**The records:**
— begin —
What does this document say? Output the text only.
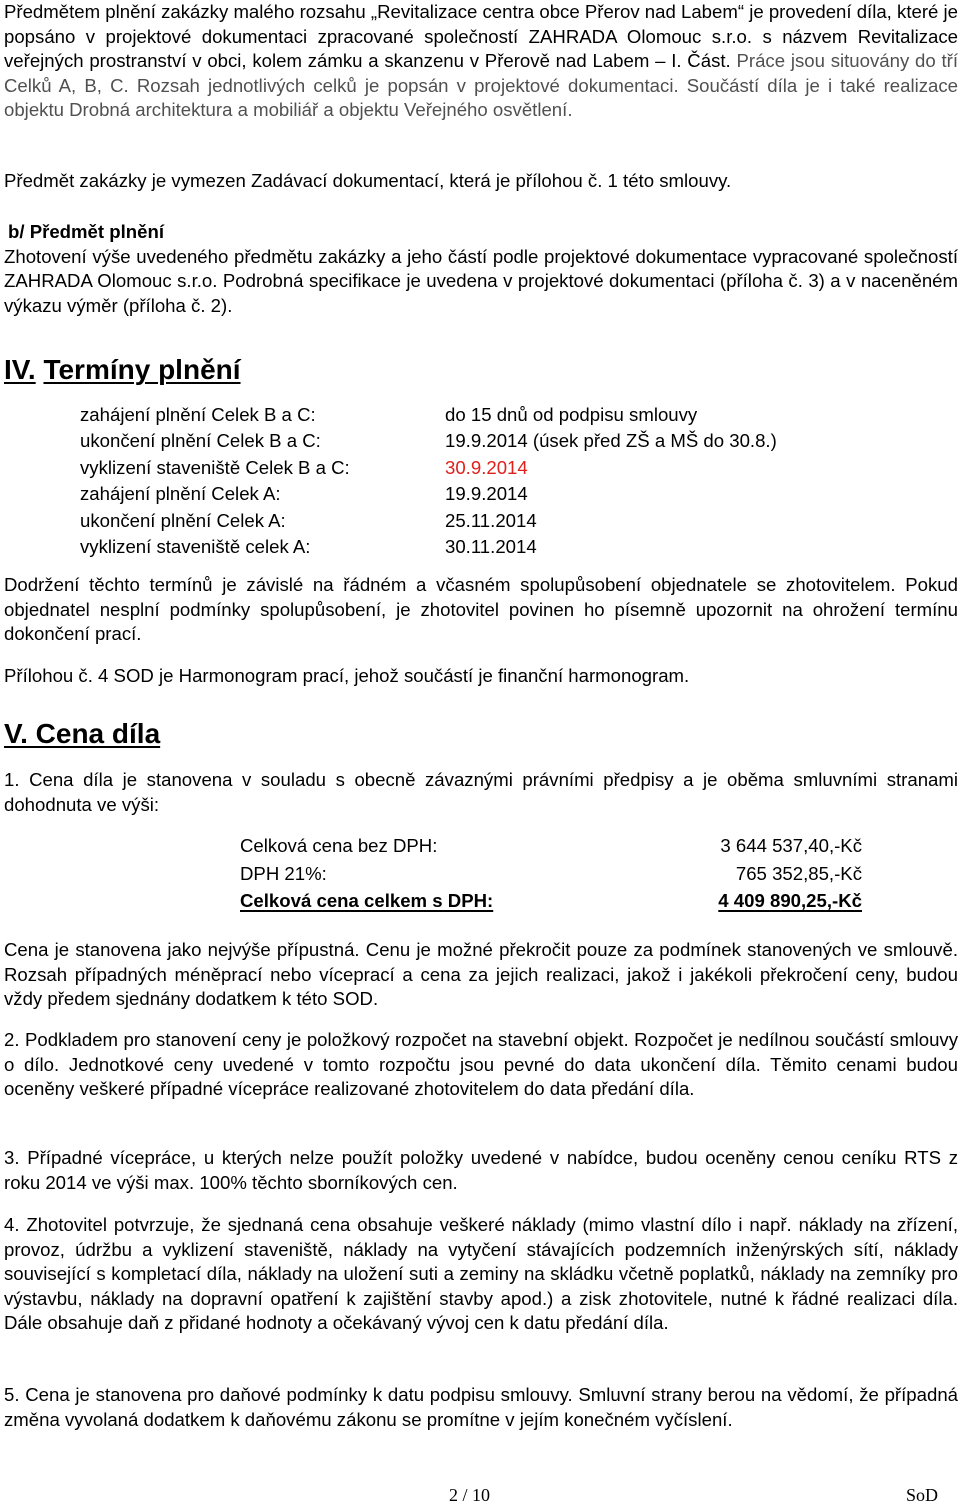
Předmětem plnění zakázky malého rozsahu „Revitalizace centra obce Přerov nad Labem“ je provedení díla, které je popsáno v projektové dokumentaci zpracované společností ZAHRADA Olomouc s.r.o. s názvem Revitalizace veřejných prostranství v obci, kolem zámku a skanzenu v Přerově nad Labem – I. Část. Práce jsou situovány do tří Celků A, B, C. Rozsah jednotlivých celků je popsán v projektové dokumentaci. Součástí díla je i také realizace objektu Drobná architektura a mobiliář a objektu Veřejného osvětlení.

Předmět zakázky je vymezen Zadávací dokumentací, která je přílohou č. 1 této smlouvy.

b/ Předmět plnění

Zhotovení výše uvedeného předmětu zakázky a jeho částí podle projektové dokumentace vypracované společností ZAHRADA Olomouc s.r.o. Podrobná specifikace je uvedena v projektové dokumentaci (příloha č. 3) a v naceněném výkazu výměr (příloha č. 2).

IV. Termíny plnění

zahájení plnění Celek B a C:	do 15 dnů od podpisu smlouvy
ukončení plnění Celek B a C:	19.9.2014 (úsek před ZŠ a MŠ do 30.8.)
vyklizení staveniště Celek B a C:	30.9.2014
zahájení plnění Celek A:	19.9.2014
ukončení plnění Celek A:	25.11.2014
vyklizení staveniště celek A:	30.11.2014

Dodržení těchto termínů je závislé na řádném a včasném spolupůsobení objednatele se zhotovitelem. Pokud objednatel nesplní podmínky spolupůsobení, je zhotovitel povinen ho písemně upozornit na ohrožení termínu dokončení prací.

Přílohou č. 4 SOD je Harmonogram prací, jehož součástí je finanční harmonogram.

V. Cena díla

1. Cena díla je stanovena v souladu s obecně závaznými právními předpisy a je oběma smluvními stranami dohodnuta ve výši:

Celková cena bez DPH:	3 644 537,40,-Kč
DPH 21%:	765 352,85,-Kč
Celková cena celkem s DPH:	4 409 890,25,-Kč

Cena je stanovena jako nejvýše přípustná. Cenu je možné překročit pouze za podmínek stanovených ve smlouvě. Rozsah případných méněprací nebo víceprací a cena za jejich realizaci, jakož i jakékoli překročení ceny, budou vždy předem sjednány dodatkem k této SOD.

2. Podkladem pro stanovení ceny je položkový rozpočet na stavební objekt. Rozpočet je nedílnou součástí smlouvy o dílo. Jednotkové ceny uvedené v tomto rozpočtu jsou pevné do data ukončení díla. Těmito cenami budou oceněny veškeré případné vícepráce realizované zhotovitelem do data předání díla.

3. Případné vícepráce, u kterých nelze použít položky uvedené v nabídce, budou oceněny cenou ceníku RTS z roku 2014 ve výši max. 100% těchto sborníkových cen.

4. Zhotovitel potvrzuje, že sjednaná cena obsahuje veškeré náklady (mimo vlastní dílo i např. náklady na zřízení, provoz, údržbu a vyklizení staveniště, náklady na vytyčení stávajících podzemních inženýrských sítí, náklady související s kompletací díla, náklady na uložení suti a zeminy na skládku včetně poplatků, náklady na zemníky pro výstavbu, náklady na dopravní opatření k zajištění stavby apod.) a zisk zhotovitele, nutné k řádné realizaci díla. Dále obsahuje daň z přidané hodnoty a očekávaný vývoj cen k datu předání díla.

5. Cena je stanovena pro daňové podmínky k datu podpisu smlouvy. Smluvní strany berou na vědomí, že případná změna vyvolaná dodatkem k daňovému zákonu se promítne v jejím konečném vyčíslení.

2 / 10	SoD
— end —
**Goal:** Reproduce every line above as written, skipping pictures.

**Problem solution:**
What does this document say? Output the text only.
Předmětem plnění zakázky malého rozsahu „Revitalizace centra obce Přerov nad Labem“ je provedení díla, které je popsáno v projektové dokumentaci zpracované společností ZAHRADA Olomouc s.r.o. s názvem Revitalizace veřejných prostranství v obci, kolem zámku a skanzenu v Přerově nad Labem – I. Část. Práce jsou situovány do tří Celků A, B, C. Rozsah jednotlivých celků je popsán v projektové dokumentaci. Součástí díla je i také realizace objektu Drobná architektura a mobiliář a objektu Veřejného osvětlení.

Předmět zakázky je vymezen Zadávací dokumentací, která je přílohou č. 1 této smlouvy.

b/ Předmět plnění

Zhotovení výše uvedeného předmětu zakázky a jeho částí podle projektové dokumentace vypracované společností ZAHRADA Olomouc s.r.o. Podrobná specifikace je uvedena v projektové dokumentaci (příloha č. 3) a v naceněném výkazu výměr (příloha č. 2).

IV. Termíny plnění

zahájení plnění Celek B a C:	do 15 dnů od podpisu smlouvy
ukončení plnění Celek B a C:	19.9.2014 (úsek před ZŠ a MŠ do 30.8.)
vyklizení staveniště Celek B a C:	30.9.2014
zahájení plnění Celek A:	19.9.2014
ukončení plnění Celek A:	25.11.2014
vyklizení staveniště celek A:	30.11.2014

Dodržení těchto termínů je závislé na řádném a včasném spolupůsobení objednatele se zhotovitelem. Pokud objednatel nesplní podmínky spolupůsobení, je zhotovitel povinen ho písemně upozornit na ohrožení termínu dokončení prací.

Přílohou č. 4 SOD je Harmonogram prací, jehož součástí je finanční harmonogram.

V. Cena díla

1. Cena díla je stanovena v souladu s obecně závaznými právními předpisy a je oběma smluvními stranami dohodnuta ve výši:

Celková cena bez DPH:	3 644 537,40,-Kč
DPH 21%:	765 352,85,-Kč
Celková cena celkem s DPH:	4 409 890,25,-Kč

Cena je stanovena jako nejvýše přípustná. Cenu je možné překročit pouze za podmínek stanovených ve smlouvě. Rozsah případných méněprací nebo víceprací a cena za jejich realizaci, jakož i jakékoli překročení ceny, budou vždy předem sjednány dodatkem k této SOD.

2. Podkladem pro stanovení ceny je položkový rozpočet na stavební objekt. Rozpočet je nedílnou součástí smlouvy o dílo. Jednotkové ceny uvedené v tomto rozpočtu jsou pevné do data ukončení díla. Těmito cenami budou oceněny veškeré případné vícepráce realizované zhotovitelem do data předání díla.

3. Případné vícepráce, u kterých nelze použít položky uvedené v nabídce, budou oceněny cenou ceníku RTS z roku 2014 ve výši max. 100% těchto sborníkových cen.

4. Zhotovitel potvrzuje, že sjednaná cena obsahuje veškeré náklady (mimo vlastní dílo i např. náklady na zřízení, provoz, údržbu a vyklizení staveniště, náklady na vytyčení stávajících podzemních inženýrských sítí, náklady související s kompletací díla, náklady na uložení suti a zeminy na skládku včetně poplatků, náklady na zemníky pro výstavbu, náklady na dopravní opatření k zajištění stavby apod.) a zisk zhotovitele, nutné k řádné realizaci díla. Dále obsahuje daň z přidané hodnoty a očekávaný vývoj cen k datu předání díla.

5. Cena je stanovena pro daňové podmínky k datu podpisu smlouvy. Smluvní strany berou na vědomí, že případná změna vyvolaná dodatkem k daňovému zákonu se promítne v jejím konečném vyčíslení.

2 / 10	SoD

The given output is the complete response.